**WHAT IS REQUIRED**
From the entries below, extract every line that includes the word "家庭教育促进法".

═══ DATA FOR THE TASK

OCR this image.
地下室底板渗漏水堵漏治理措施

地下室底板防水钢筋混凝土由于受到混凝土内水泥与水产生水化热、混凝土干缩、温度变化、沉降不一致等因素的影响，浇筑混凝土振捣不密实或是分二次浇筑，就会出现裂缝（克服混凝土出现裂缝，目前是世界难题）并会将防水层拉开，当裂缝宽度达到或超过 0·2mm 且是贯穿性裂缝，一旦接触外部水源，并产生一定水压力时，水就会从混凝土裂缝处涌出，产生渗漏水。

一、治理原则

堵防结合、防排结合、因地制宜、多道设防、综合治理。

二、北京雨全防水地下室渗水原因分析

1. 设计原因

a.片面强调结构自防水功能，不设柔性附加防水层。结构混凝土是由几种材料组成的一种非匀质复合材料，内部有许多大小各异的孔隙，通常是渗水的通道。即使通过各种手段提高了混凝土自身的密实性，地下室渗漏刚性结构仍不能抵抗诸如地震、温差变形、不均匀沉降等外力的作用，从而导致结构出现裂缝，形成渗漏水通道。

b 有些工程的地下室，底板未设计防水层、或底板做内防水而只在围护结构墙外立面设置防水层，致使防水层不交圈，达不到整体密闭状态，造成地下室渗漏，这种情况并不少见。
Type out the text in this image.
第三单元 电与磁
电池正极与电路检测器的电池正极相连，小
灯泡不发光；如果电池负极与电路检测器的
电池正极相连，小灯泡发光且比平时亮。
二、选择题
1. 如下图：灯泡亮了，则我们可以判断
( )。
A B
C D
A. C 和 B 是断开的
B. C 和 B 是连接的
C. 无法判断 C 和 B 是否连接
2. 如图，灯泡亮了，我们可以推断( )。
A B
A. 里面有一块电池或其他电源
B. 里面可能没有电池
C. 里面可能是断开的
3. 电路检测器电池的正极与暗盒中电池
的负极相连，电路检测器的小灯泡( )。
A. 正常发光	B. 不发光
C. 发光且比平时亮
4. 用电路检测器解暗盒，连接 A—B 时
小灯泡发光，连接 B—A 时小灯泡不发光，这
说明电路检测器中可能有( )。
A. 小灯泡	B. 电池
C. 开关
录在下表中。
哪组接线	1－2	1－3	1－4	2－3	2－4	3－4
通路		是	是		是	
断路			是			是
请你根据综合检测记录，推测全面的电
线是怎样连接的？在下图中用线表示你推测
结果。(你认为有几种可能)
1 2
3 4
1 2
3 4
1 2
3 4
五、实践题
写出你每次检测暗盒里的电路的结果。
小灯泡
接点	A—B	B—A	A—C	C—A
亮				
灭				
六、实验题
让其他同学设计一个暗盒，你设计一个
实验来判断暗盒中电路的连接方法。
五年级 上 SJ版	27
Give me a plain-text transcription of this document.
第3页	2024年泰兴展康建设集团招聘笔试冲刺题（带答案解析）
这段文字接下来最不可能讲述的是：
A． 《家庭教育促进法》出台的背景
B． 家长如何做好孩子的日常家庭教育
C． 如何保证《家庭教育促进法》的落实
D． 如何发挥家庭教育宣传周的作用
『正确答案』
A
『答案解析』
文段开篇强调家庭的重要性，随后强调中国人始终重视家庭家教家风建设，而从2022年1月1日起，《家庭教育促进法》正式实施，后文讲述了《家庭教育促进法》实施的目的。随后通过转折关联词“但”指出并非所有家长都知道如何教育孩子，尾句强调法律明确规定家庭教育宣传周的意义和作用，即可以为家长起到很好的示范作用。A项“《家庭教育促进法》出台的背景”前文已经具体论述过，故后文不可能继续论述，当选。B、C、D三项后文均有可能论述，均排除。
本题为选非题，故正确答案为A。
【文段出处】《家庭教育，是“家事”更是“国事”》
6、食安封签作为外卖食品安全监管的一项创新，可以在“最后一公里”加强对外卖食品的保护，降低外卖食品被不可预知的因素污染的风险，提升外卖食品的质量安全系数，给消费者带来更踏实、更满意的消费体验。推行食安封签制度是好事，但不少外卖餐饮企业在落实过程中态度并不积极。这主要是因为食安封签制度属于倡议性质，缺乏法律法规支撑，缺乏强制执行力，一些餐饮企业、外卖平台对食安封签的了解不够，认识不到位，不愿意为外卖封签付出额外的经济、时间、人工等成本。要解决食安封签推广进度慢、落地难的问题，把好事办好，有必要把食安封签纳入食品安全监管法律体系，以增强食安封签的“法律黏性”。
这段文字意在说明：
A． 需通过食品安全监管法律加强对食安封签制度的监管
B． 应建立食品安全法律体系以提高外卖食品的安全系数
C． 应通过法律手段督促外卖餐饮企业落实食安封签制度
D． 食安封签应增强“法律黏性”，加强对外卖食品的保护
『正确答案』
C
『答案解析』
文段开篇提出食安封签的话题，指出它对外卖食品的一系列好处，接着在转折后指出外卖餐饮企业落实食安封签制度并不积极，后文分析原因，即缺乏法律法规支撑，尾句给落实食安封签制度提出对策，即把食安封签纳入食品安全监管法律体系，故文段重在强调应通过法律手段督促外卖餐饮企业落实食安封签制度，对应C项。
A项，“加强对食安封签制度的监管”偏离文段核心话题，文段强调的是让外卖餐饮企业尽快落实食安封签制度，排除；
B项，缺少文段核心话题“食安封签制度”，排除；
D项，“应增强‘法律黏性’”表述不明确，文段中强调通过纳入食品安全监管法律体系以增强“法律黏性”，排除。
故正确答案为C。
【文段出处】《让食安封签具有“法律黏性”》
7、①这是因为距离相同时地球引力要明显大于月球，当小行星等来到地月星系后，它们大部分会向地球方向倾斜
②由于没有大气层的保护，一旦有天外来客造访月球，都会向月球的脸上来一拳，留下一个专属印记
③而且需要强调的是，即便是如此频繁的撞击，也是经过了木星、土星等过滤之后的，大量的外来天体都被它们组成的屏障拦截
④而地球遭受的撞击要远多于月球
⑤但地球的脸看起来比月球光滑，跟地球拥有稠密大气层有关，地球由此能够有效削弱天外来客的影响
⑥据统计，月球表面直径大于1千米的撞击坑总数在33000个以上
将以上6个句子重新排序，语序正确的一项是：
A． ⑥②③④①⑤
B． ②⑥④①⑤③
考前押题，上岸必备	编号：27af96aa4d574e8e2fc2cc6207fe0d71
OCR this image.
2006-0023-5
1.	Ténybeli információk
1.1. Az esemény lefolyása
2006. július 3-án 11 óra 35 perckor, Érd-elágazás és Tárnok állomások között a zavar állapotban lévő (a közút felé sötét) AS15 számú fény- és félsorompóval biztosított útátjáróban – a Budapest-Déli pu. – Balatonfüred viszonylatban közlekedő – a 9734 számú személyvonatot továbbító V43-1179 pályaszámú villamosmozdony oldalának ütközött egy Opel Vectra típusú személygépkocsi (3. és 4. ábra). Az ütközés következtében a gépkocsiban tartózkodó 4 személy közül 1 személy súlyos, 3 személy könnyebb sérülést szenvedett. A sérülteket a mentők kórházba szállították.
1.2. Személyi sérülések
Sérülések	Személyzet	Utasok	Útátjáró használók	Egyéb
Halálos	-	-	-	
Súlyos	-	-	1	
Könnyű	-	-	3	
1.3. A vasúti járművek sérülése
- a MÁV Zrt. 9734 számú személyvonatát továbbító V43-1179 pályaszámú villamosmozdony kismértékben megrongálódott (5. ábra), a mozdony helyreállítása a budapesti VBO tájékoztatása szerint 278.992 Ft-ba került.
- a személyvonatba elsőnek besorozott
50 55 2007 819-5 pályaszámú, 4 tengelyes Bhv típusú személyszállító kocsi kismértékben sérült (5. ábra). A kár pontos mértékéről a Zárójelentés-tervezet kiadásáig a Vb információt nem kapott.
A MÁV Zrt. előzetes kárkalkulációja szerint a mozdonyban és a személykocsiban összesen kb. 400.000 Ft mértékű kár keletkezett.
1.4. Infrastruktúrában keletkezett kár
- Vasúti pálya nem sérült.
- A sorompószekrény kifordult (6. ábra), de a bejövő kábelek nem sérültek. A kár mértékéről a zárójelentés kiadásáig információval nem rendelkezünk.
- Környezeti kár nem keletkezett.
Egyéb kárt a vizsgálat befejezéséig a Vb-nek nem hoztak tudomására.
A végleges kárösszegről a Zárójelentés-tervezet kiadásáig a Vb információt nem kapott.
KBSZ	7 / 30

══════

**CORRECT RESPONSE**
A． 《家庭教育促进法》出台的背景
C． 如何保证《家庭教育促进法》的落实
文段开篇强调家庭的重要性，随后强调中国人始终重视家庭家教家风建设，而从2022年1月1日起，《家庭教育促进法》正式实施，后文讲述了《家庭教育促进法》实施的目的。随后通过转折关联词“但”指出并非所有家长都知道如何教育孩子，尾句强调法律明确规定家庭教育宣传周的意义和作用，即可以为家长起到很好的示范作用。A项“《家庭教育促进法》出台的背景”前文已经具体论述过，故后文不可能继续论述，当选。B、C、D三项后文均有可能论述，均排除。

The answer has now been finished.